▸ Set exercise
Copy every line in the records below that contains the word "period".

(Stored data entries)
——————————
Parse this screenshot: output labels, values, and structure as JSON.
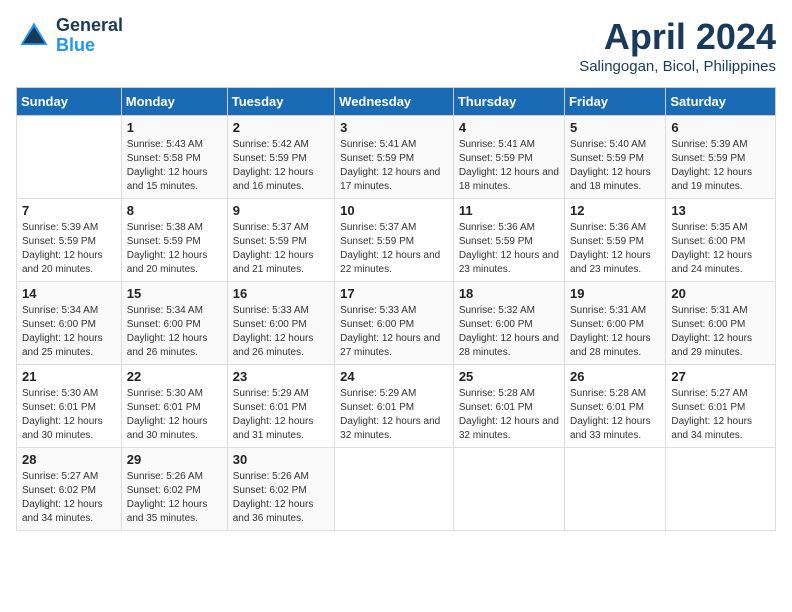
{
  "header": {
    "logo_line1": "General",
    "logo_line2": "Blue",
    "month": "April 2024",
    "location": "Salingogan, Bicol, Philippines"
  },
  "weekdays": [
    "Sunday",
    "Monday",
    "Tuesday",
    "Wednesday",
    "Thursday",
    "Friday",
    "Saturday"
  ],
  "weeks": [
    [
      {
        "num": "",
        "sunrise": "",
        "sunset": "",
        "daylight": ""
      },
      {
        "num": "1",
        "sunrise": "Sunrise: 5:43 AM",
        "sunset": "Sunset: 5:58 PM",
        "daylight": "Daylight: 12 hours and 15 minutes."
      },
      {
        "num": "2",
        "sunrise": "Sunrise: 5:42 AM",
        "sunset": "Sunset: 5:59 PM",
        "daylight": "Daylight: 12 hours and 16 minutes."
      },
      {
        "num": "3",
        "sunrise": "Sunrise: 5:41 AM",
        "sunset": "Sunset: 5:59 PM",
        "daylight": "Daylight: 12 hours and 17 minutes."
      },
      {
        "num": "4",
        "sunrise": "Sunrise: 5:41 AM",
        "sunset": "Sunset: 5:59 PM",
        "daylight": "Daylight: 12 hours and 18 minutes."
      },
      {
        "num": "5",
        "sunrise": "Sunrise: 5:40 AM",
        "sunset": "Sunset: 5:59 PM",
        "daylight": "Daylight: 12 hours and 18 minutes."
      },
      {
        "num": "6",
        "sunrise": "Sunrise: 5:39 AM",
        "sunset": "Sunset: 5:59 PM",
        "daylight": "Daylight: 12 hours and 19 minutes."
      }
    ],
    [
      {
        "num": "7",
        "sunrise": "Sunrise: 5:39 AM",
        "sunset": "Sunset: 5:59 PM",
        "daylight": "Daylight: 12 hours and 20 minutes."
      },
      {
        "num": "8",
        "sunrise": "Sunrise: 5:38 AM",
        "sunset": "Sunset: 5:59 PM",
        "daylight": "Daylight: 12 hours and 20 minutes."
      },
      {
        "num": "9",
        "sunrise": "Sunrise: 5:37 AM",
        "sunset": "Sunset: 5:59 PM",
        "daylight": "Daylight: 12 hours and 21 minutes."
      },
      {
        "num": "10",
        "sunrise": "Sunrise: 5:37 AM",
        "sunset": "Sunset: 5:59 PM",
        "daylight": "Daylight: 12 hours and 22 minutes."
      },
      {
        "num": "11",
        "sunrise": "Sunrise: 5:36 AM",
        "sunset": "Sunset: 5:59 PM",
        "daylight": "Daylight: 12 hours and 23 minutes."
      },
      {
        "num": "12",
        "sunrise": "Sunrise: 5:36 AM",
        "sunset": "Sunset: 5:59 PM",
        "daylight": "Daylight: 12 hours and 23 minutes."
      },
      {
        "num": "13",
        "sunrise": "Sunrise: 5:35 AM",
        "sunset": "Sunset: 6:00 PM",
        "daylight": "Daylight: 12 hours and 24 minutes."
      }
    ],
    [
      {
        "num": "14",
        "sunrise": "Sunrise: 5:34 AM",
        "sunset": "Sunset: 6:00 PM",
        "daylight": "Daylight: 12 hours and 25 minutes."
      },
      {
        "num": "15",
        "sunrise": "Sunrise: 5:34 AM",
        "sunset": "Sunset: 6:00 PM",
        "daylight": "Daylight: 12 hours and 26 minutes."
      },
      {
        "num": "16",
        "sunrise": "Sunrise: 5:33 AM",
        "sunset": "Sunset: 6:00 PM",
        "daylight": "Daylight: 12 hours and 26 minutes."
      },
      {
        "num": "17",
        "sunrise": "Sunrise: 5:33 AM",
        "sunset": "Sunset: 6:00 PM",
        "daylight": "Daylight: 12 hours and 27 minutes."
      },
      {
        "num": "18",
        "sunrise": "Sunrise: 5:32 AM",
        "sunset": "Sunset: 6:00 PM",
        "daylight": "Daylight: 12 hours and 28 minutes."
      },
      {
        "num": "19",
        "sunrise": "Sunrise: 5:31 AM",
        "sunset": "Sunset: 6:00 PM",
        "daylight": "Daylight: 12 hours and 28 minutes."
      },
      {
        "num": "20",
        "sunrise": "Sunrise: 5:31 AM",
        "sunset": "Sunset: 6:00 PM",
        "daylight": "Daylight: 12 hours and 29 minutes."
      }
    ],
    [
      {
        "num": "21",
        "sunrise": "Sunrise: 5:30 AM",
        "sunset": "Sunset: 6:01 PM",
        "daylight": "Daylight: 12 hours and 30 minutes."
      },
      {
        "num": "22",
        "sunrise": "Sunrise: 5:30 AM",
        "sunset": "Sunset: 6:01 PM",
        "daylight": "Daylight: 12 hours and 30 minutes."
      },
      {
        "num": "23",
        "sunrise": "Sunrise: 5:29 AM",
        "sunset": "Sunset: 6:01 PM",
        "daylight": "Daylight: 12 hours and 31 minutes."
      },
      {
        "num": "24",
        "sunrise": "Sunrise: 5:29 AM",
        "sunset": "Sunset: 6:01 PM",
        "daylight": "Daylight: 12 hours and 32 minutes."
      },
      {
        "num": "25",
        "sunrise": "Sunrise: 5:28 AM",
        "sunset": "Sunset: 6:01 PM",
        "daylight": "Daylight: 12 hours and 32 minutes."
      },
      {
        "num": "26",
        "sunrise": "Sunrise: 5:28 AM",
        "sunset": "Sunset: 6:01 PM",
        "daylight": "Daylight: 12 hours and 33 minutes."
      },
      {
        "num": "27",
        "sunrise": "Sunrise: 5:27 AM",
        "sunset": "Sunset: 6:01 PM",
        "daylight": "Daylight: 12 hours and 34 minutes."
      }
    ],
    [
      {
        "num": "28",
        "sunrise": "Sunrise: 5:27 AM",
        "sunset": "Sunset: 6:02 PM",
        "daylight": "Daylight: 12 hours and 34 minutes."
      },
      {
        "num": "29",
        "sunrise": "Sunrise: 5:26 AM",
        "sunset": "Sunset: 6:02 PM",
        "daylight": "Daylight: 12 hours and 35 minutes."
      },
      {
        "num": "30",
        "sunrise": "Sunrise: 5:26 AM",
        "sunset": "Sunset: 6:02 PM",
        "daylight": "Daylight: 12 hours and 36 minutes."
      },
      {
        "num": "",
        "sunrise": "",
        "sunset": "",
        "daylight": ""
      },
      {
        "num": "",
        "sunrise": "",
        "sunset": "",
        "daylight": ""
      },
      {
        "num": "",
        "sunrise": "",
        "sunset": "",
        "daylight": ""
      },
      {
        "num": "",
        "sunrise": "",
        "sunset": "",
        "daylight": ""
      }
    ]
  ]
}
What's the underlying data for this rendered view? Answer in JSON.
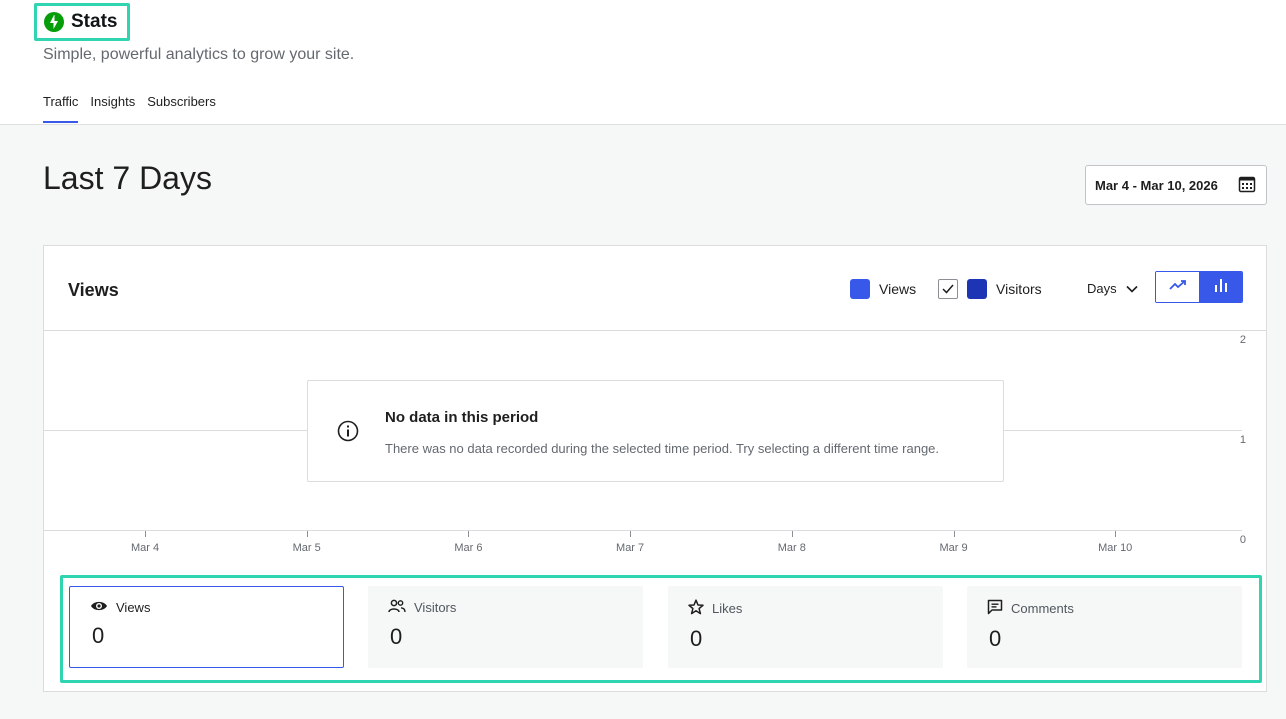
{
  "header": {
    "title": "Stats",
    "subtitle": "Simple, powerful analytics to grow your site.",
    "tabs": [
      {
        "label": "Traffic",
        "active": true
      },
      {
        "label": "Insights",
        "active": false
      },
      {
        "label": "Subscribers",
        "active": false
      }
    ]
  },
  "page": {
    "title": "Last 7 Days",
    "date_range": "Mar 4 - Mar 10, 2026"
  },
  "chart_card": {
    "title": "Views",
    "legend": [
      {
        "label": "Views",
        "color": "#3858e9",
        "has_checkbox": false
      },
      {
        "label": "Visitors",
        "color": "#1d35b4",
        "has_checkbox": true,
        "checked": true
      }
    ],
    "interval": "Days",
    "chart_type_options": [
      "line-chart-icon",
      "bar-chart-icon"
    ],
    "selected_chart_type": "bar"
  },
  "chart_data": {
    "type": "bar",
    "categories": [
      "Mar 4",
      "Mar 5",
      "Mar 6",
      "Mar 7",
      "Mar 8",
      "Mar 9",
      "Mar 10"
    ],
    "series": [
      {
        "name": "Views",
        "values": [
          0,
          0,
          0,
          0,
          0,
          0,
          0
        ]
      },
      {
        "name": "Visitors",
        "values": [
          0,
          0,
          0,
          0,
          0,
          0,
          0
        ]
      }
    ],
    "yticks": [
      "2",
      "1",
      "0"
    ],
    "ylim": [
      0,
      2
    ],
    "grid": true
  },
  "notice": {
    "title": "No data in this period",
    "text": "There was no data recorded during the selected time period. Try selecting a different time range."
  },
  "stats": [
    {
      "label": "Views",
      "value": "0",
      "icon": "eye-icon",
      "active": true
    },
    {
      "label": "Visitors",
      "value": "0",
      "icon": "people-icon",
      "active": false
    },
    {
      "label": "Likes",
      "value": "0",
      "icon": "star-icon",
      "active": false
    },
    {
      "label": "Comments",
      "value": "0",
      "icon": "comment-icon",
      "active": false
    }
  ],
  "colors": {
    "accent": "#3858e9",
    "brand": "#069e08",
    "highlight": "#2fd4b0"
  }
}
——————————
▸ Response
    "title": "No data in this period",
    "text": "There was no data recorded during the selected time period. Try selecting a different time range."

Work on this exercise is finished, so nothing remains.